## [Stored items from a collection]
____________________

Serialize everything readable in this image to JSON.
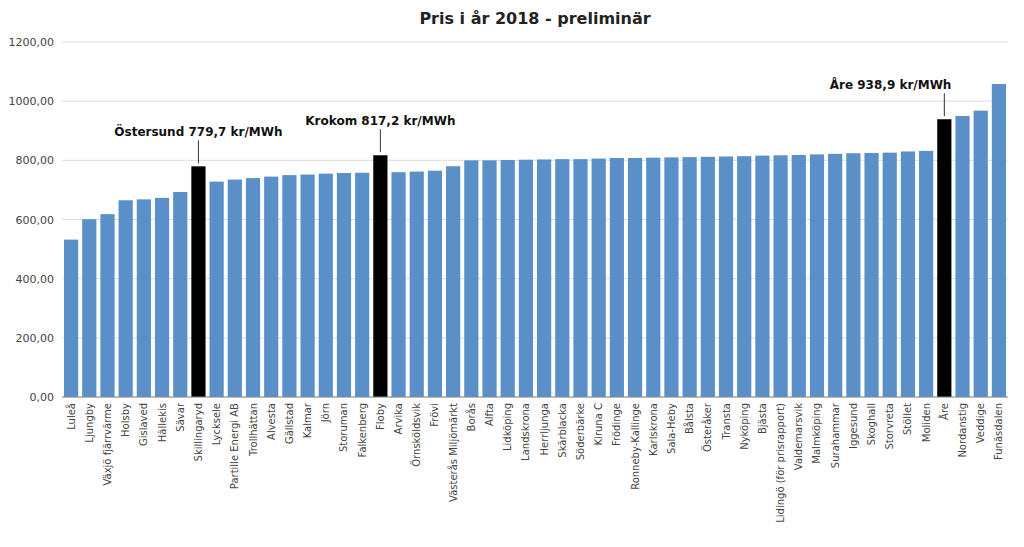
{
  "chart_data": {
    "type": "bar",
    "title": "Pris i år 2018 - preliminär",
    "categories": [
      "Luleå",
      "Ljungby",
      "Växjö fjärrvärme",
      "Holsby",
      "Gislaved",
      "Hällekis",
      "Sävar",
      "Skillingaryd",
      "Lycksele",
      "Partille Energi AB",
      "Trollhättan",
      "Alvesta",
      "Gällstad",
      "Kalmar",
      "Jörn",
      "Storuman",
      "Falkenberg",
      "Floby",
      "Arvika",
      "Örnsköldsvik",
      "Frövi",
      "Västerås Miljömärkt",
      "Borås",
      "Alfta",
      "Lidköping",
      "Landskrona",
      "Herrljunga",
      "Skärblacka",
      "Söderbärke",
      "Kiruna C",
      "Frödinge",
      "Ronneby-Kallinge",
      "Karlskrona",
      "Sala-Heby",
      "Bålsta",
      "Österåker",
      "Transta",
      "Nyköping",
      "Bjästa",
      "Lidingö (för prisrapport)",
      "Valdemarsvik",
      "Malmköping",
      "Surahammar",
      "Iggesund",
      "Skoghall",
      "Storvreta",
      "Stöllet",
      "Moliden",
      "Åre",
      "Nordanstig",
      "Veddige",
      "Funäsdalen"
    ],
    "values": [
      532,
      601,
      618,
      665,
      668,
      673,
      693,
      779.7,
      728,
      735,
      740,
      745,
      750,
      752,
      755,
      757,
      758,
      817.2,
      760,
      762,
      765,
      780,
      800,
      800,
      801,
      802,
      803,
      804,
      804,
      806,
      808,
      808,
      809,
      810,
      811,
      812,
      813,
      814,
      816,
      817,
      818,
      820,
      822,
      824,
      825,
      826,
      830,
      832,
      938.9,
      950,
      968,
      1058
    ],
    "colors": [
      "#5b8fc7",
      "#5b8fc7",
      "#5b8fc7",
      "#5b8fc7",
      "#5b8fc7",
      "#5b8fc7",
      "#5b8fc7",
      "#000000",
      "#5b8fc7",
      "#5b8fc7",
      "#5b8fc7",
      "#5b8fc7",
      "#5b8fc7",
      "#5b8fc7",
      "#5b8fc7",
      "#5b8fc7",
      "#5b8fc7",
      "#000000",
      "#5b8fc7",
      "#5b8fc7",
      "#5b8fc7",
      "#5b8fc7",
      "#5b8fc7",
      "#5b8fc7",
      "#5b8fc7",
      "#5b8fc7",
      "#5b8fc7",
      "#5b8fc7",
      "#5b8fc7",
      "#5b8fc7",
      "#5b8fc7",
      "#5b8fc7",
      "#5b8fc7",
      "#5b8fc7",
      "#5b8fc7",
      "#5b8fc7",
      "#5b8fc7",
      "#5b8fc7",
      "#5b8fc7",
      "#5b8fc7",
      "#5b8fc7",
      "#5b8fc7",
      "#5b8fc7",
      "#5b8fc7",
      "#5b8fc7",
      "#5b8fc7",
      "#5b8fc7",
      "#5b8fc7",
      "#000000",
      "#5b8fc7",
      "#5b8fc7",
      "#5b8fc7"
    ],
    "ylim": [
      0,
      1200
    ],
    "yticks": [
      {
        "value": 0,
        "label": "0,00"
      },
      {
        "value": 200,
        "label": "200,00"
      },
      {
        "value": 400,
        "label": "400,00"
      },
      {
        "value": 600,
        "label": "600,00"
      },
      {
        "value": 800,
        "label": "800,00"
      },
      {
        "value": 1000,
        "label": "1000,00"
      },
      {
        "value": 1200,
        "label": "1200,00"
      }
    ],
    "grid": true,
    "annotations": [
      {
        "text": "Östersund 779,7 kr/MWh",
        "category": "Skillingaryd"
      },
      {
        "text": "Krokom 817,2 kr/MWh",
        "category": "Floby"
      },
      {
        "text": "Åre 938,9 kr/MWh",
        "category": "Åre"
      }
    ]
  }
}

____________________

## [Required task]
Write out again every line above exactly as given; the pictures do not belong in the copy.

## [Solution for this task]
Serialize everything readable in this image to JSON.
{
  "chart_data": {
    "type": "bar",
    "title": "Pris i år 2018 - preliminär",
    "categories": [
      "Luleå",
      "Ljungby",
      "Växjö fjärrvärme",
      "Holsby",
      "Gislaved",
      "Hällekis",
      "Sävar",
      "Skillingaryd",
      "Lycksele",
      "Partille Energi AB",
      "Trollhättan",
      "Alvesta",
      "Gällstad",
      "Kalmar",
      "Jörn",
      "Storuman",
      "Falkenberg",
      "Floby",
      "Arvika",
      "Örnsköldsvik",
      "Frövi",
      "Västerås Miljömärkt",
      "Borås",
      "Alfta",
      "Lidköping",
      "Landskrona",
      "Herrljunga",
      "Skärblacka",
      "Söderbärke",
      "Kiruna C",
      "Frödinge",
      "Ronneby-Kallinge",
      "Karlskrona",
      "Sala-Heby",
      "Bålsta",
      "Österåker",
      "Transta",
      "Nyköping",
      "Bjästa",
      "Lidingö (för prisrapport)",
      "Valdemarsvik",
      "Malmköping",
      "Surahammar",
      "Iggesund",
      "Skoghall",
      "Storvreta",
      "Stöllet",
      "Moliden",
      "Åre",
      "Nordanstig",
      "Veddige",
      "Funäsdalen"
    ],
    "values": [
      532,
      601,
      618,
      665,
      668,
      673,
      693,
      779.7,
      728,
      735,
      740,
      745,
      750,
      752,
      755,
      757,
      758,
      817.2,
      760,
      762,
      765,
      780,
      800,
      800,
      801,
      802,
      803,
      804,
      804,
      806,
      808,
      808,
      809,
      810,
      811,
      812,
      813,
      814,
      816,
      817,
      818,
      820,
      822,
      824,
      825,
      826,
      830,
      832,
      938.9,
      950,
      968,
      1058
    ],
    "colors": [
      "#5b8fc7",
      "#5b8fc7",
      "#5b8fc7",
      "#5b8fc7",
      "#5b8fc7",
      "#5b8fc7",
      "#5b8fc7",
      "#000000",
      "#5b8fc7",
      "#5b8fc7",
      "#5b8fc7",
      "#5b8fc7",
      "#5b8fc7",
      "#5b8fc7",
      "#5b8fc7",
      "#5b8fc7",
      "#5b8fc7",
      "#000000",
      "#5b8fc7",
      "#5b8fc7",
      "#5b8fc7",
      "#5b8fc7",
      "#5b8fc7",
      "#5b8fc7",
      "#5b8fc7",
      "#5b8fc7",
      "#5b8fc7",
      "#5b8fc7",
      "#5b8fc7",
      "#5b8fc7",
      "#5b8fc7",
      "#5b8fc7",
      "#5b8fc7",
      "#5b8fc7",
      "#5b8fc7",
      "#5b8fc7",
      "#5b8fc7",
      "#5b8fc7",
      "#5b8fc7",
      "#5b8fc7",
      "#5b8fc7",
      "#5b8fc7",
      "#5b8fc7",
      "#5b8fc7",
      "#5b8fc7",
      "#5b8fc7",
      "#5b8fc7",
      "#5b8fc7",
      "#000000",
      "#5b8fc7",
      "#5b8fc7",
      "#5b8fc7"
    ],
    "ylim": [
      0,
      1200
    ],
    "yticks": [
      {
        "value": 0,
        "label": "0,00"
      },
      {
        "value": 200,
        "label": "200,00"
      },
      {
        "value": 400,
        "label": "400,00"
      },
      {
        "value": 600,
        "label": "600,00"
      },
      {
        "value": 800,
        "label": "800,00"
      },
      {
        "value": 1000,
        "label": "1000,00"
      },
      {
        "value": 1200,
        "label": "1200,00"
      }
    ],
    "grid": true,
    "annotations": [
      {
        "text": "Östersund 779,7 kr/MWh",
        "category": "Skillingaryd"
      },
      {
        "text": "Krokom 817,2 kr/MWh",
        "category": "Floby"
      },
      {
        "text": "Åre 938,9 kr/MWh",
        "category": "Åre"
      }
    ]
  }
}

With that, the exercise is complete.